Given exercise: Would you pull out every line of the material that contains the string "Abonnieren"?

Extracted material:
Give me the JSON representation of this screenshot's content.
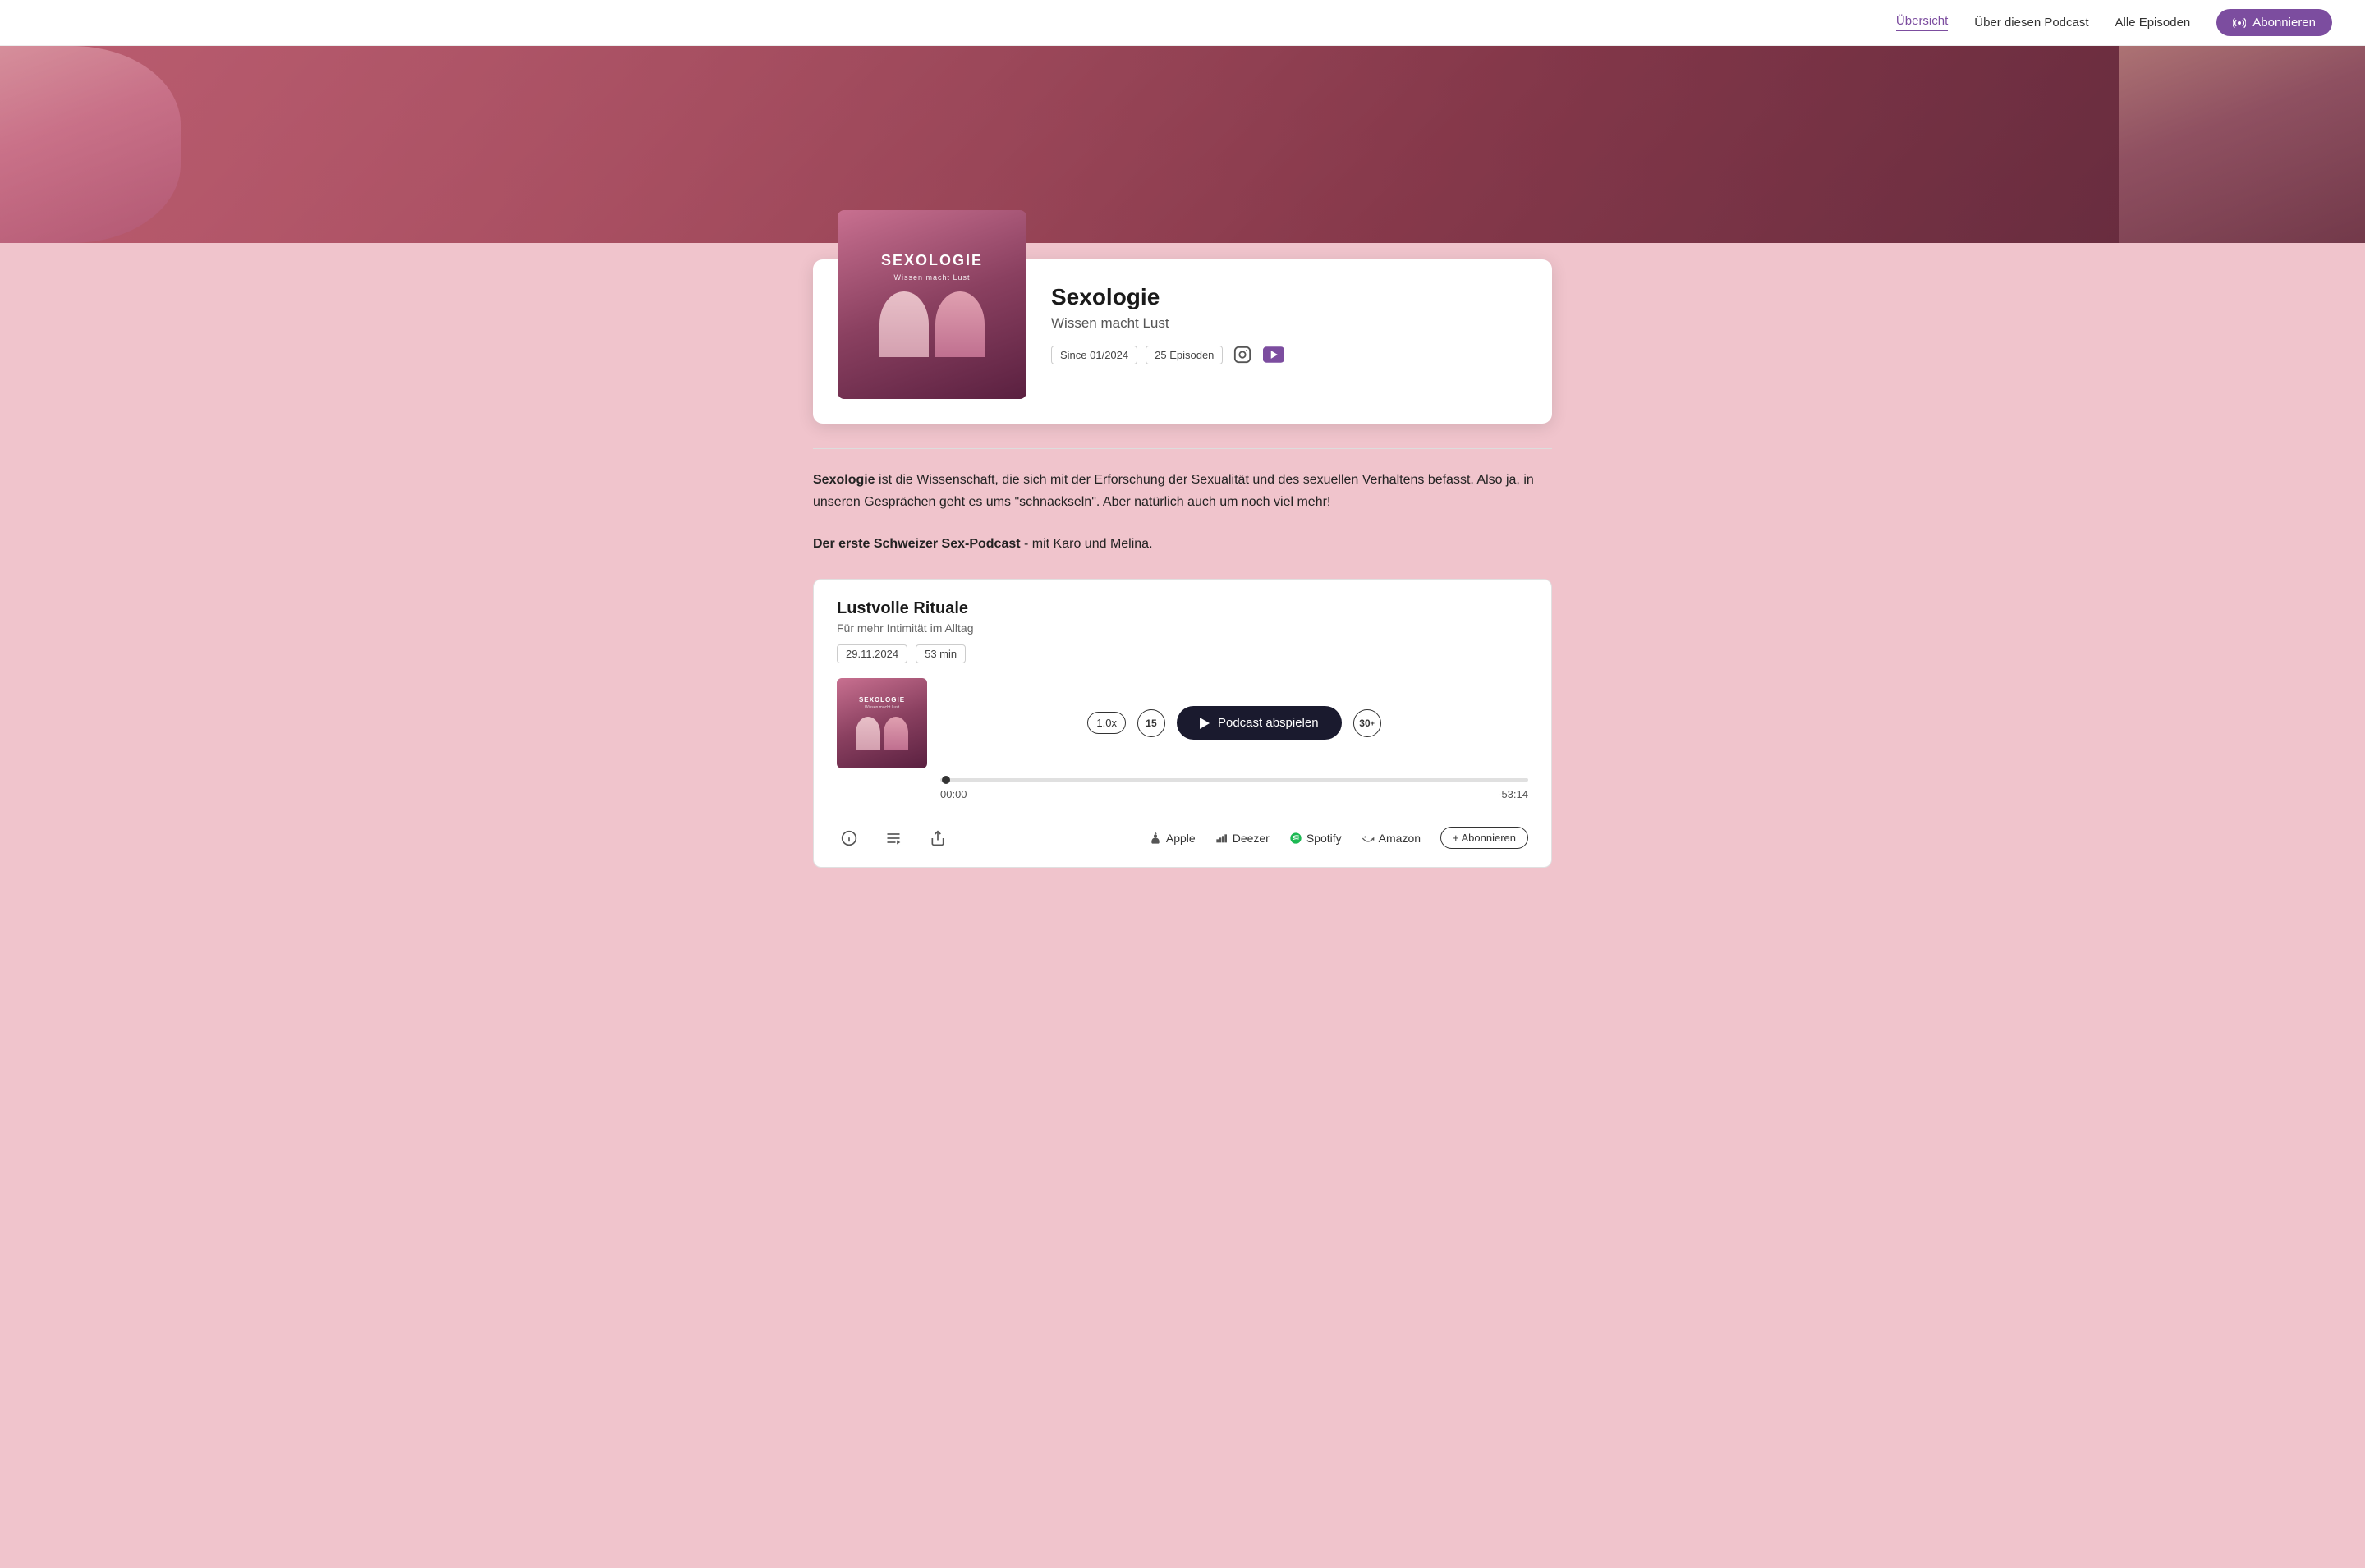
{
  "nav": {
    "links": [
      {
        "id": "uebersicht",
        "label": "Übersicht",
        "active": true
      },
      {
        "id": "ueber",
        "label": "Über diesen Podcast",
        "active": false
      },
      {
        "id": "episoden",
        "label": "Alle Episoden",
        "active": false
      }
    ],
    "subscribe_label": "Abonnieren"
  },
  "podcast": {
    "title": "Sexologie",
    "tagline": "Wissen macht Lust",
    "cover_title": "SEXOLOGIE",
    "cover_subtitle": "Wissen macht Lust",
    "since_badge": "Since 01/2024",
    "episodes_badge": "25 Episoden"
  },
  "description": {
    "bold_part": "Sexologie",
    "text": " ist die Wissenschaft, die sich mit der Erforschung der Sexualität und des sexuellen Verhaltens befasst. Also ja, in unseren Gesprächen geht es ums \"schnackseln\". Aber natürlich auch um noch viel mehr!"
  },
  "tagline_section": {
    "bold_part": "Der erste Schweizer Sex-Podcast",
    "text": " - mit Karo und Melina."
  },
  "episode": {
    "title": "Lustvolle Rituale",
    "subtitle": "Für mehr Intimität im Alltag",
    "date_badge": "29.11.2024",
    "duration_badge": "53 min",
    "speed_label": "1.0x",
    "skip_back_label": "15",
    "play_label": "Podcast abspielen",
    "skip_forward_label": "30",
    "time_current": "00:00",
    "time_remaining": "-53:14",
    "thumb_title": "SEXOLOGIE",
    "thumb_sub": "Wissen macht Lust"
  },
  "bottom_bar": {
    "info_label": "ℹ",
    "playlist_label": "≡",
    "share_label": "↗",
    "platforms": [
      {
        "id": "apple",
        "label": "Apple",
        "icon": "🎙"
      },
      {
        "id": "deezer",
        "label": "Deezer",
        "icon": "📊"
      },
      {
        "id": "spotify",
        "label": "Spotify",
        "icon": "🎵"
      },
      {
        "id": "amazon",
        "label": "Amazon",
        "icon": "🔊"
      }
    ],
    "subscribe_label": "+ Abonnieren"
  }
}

Response to the task:
    "subscribe_label": "Abonnieren"
    "subscribe_label": "+ Abonnieren"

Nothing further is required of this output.